[Data entries]
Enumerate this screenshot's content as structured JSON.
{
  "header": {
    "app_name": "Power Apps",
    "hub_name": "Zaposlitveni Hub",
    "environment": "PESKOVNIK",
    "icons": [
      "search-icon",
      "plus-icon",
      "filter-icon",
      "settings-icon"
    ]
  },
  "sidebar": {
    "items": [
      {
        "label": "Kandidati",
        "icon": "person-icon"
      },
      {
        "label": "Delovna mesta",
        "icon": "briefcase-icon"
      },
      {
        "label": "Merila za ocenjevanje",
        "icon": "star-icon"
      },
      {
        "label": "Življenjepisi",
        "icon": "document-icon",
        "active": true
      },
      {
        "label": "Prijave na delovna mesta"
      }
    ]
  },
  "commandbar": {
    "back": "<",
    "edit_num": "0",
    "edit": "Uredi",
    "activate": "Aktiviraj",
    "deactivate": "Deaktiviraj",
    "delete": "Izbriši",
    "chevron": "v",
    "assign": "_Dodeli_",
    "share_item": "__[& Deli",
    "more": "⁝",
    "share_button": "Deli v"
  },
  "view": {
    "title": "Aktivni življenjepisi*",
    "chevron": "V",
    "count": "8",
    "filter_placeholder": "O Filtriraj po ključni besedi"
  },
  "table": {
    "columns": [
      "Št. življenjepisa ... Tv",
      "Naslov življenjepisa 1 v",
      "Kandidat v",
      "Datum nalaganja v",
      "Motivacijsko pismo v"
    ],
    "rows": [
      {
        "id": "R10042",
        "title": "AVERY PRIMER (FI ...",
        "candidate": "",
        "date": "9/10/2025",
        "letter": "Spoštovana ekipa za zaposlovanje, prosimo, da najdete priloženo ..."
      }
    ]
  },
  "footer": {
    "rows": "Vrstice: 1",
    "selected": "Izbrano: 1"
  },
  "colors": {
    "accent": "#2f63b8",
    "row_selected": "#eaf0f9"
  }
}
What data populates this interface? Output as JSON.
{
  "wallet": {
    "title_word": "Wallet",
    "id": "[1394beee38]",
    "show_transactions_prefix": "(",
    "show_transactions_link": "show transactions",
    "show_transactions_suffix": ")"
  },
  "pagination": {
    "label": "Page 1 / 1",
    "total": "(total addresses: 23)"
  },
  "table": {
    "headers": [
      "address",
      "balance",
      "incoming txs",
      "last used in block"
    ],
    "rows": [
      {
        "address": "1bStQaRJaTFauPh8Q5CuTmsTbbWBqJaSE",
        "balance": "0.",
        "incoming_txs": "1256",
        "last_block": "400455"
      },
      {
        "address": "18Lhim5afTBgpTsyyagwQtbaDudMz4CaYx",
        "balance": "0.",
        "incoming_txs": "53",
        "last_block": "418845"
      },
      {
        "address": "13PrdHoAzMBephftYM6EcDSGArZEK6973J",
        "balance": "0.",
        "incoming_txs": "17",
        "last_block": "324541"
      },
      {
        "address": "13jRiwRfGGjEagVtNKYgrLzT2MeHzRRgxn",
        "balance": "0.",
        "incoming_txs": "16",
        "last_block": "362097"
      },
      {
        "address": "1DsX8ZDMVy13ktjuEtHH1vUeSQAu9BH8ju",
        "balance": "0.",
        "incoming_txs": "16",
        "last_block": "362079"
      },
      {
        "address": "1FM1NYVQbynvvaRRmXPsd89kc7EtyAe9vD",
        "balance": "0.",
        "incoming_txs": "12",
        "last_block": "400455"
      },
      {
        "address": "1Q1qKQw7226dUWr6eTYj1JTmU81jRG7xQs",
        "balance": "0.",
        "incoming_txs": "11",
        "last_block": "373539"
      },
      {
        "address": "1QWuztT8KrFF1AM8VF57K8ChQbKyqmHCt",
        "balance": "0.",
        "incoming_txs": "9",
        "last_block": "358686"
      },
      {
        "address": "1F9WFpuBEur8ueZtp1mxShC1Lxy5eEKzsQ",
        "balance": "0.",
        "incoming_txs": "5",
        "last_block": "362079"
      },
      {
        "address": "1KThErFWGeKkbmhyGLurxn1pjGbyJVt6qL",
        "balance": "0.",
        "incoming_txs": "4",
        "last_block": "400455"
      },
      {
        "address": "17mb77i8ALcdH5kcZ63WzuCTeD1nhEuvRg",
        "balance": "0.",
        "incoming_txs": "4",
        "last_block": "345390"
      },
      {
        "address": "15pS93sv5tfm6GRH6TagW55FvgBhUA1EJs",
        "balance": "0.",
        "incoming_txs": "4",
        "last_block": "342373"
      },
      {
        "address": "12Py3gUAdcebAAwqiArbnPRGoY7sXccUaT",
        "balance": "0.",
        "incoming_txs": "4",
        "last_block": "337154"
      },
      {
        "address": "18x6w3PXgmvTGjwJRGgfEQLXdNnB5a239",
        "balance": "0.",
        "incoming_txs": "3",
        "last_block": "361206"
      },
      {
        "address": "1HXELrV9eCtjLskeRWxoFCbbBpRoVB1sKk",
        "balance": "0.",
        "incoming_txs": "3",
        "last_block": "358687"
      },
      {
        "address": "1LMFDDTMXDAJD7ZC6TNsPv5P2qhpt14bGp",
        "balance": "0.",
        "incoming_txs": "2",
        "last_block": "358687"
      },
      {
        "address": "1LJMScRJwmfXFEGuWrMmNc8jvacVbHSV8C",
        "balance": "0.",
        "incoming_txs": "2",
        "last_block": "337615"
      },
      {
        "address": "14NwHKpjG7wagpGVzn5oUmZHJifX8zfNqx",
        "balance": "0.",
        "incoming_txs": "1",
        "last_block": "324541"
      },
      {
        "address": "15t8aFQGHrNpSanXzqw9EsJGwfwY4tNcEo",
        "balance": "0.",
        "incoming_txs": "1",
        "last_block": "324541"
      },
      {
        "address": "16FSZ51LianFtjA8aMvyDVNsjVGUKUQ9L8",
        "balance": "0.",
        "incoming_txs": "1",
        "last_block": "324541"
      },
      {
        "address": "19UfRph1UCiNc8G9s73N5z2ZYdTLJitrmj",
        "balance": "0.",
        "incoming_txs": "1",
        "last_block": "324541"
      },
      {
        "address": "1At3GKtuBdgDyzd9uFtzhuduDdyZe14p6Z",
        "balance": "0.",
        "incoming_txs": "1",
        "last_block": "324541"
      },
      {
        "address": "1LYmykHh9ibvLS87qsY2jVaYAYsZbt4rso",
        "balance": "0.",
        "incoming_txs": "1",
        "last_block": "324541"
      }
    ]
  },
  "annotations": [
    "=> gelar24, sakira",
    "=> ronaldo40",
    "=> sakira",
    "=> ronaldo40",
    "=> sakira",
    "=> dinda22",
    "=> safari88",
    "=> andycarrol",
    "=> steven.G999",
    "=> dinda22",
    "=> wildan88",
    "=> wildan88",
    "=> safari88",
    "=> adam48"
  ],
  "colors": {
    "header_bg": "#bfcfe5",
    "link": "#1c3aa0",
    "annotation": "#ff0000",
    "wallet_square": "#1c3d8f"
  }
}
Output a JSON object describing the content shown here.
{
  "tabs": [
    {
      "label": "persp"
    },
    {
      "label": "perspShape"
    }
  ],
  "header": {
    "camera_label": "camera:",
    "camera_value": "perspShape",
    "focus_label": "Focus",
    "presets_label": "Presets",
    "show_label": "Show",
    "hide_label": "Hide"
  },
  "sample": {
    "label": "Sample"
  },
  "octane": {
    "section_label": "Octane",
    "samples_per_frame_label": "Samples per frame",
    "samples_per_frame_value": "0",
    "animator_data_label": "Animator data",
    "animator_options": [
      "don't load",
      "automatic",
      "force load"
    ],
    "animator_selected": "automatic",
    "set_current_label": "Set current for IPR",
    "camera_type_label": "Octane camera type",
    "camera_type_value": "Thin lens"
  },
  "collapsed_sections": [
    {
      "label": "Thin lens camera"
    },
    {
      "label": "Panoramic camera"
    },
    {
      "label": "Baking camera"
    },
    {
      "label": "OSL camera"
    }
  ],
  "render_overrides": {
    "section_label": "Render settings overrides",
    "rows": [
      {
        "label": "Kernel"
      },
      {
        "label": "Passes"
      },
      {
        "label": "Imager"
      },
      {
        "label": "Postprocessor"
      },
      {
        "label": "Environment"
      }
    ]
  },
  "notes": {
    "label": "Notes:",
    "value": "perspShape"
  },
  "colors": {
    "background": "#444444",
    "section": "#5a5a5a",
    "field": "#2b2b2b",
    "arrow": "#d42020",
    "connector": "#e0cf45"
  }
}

> _REQUIREMENT_
Copy every single line of the material above that holds "settings".

> _WRITTEN SOLUTION_
      "settings-icon"
    "section_label": "Render settings overrides",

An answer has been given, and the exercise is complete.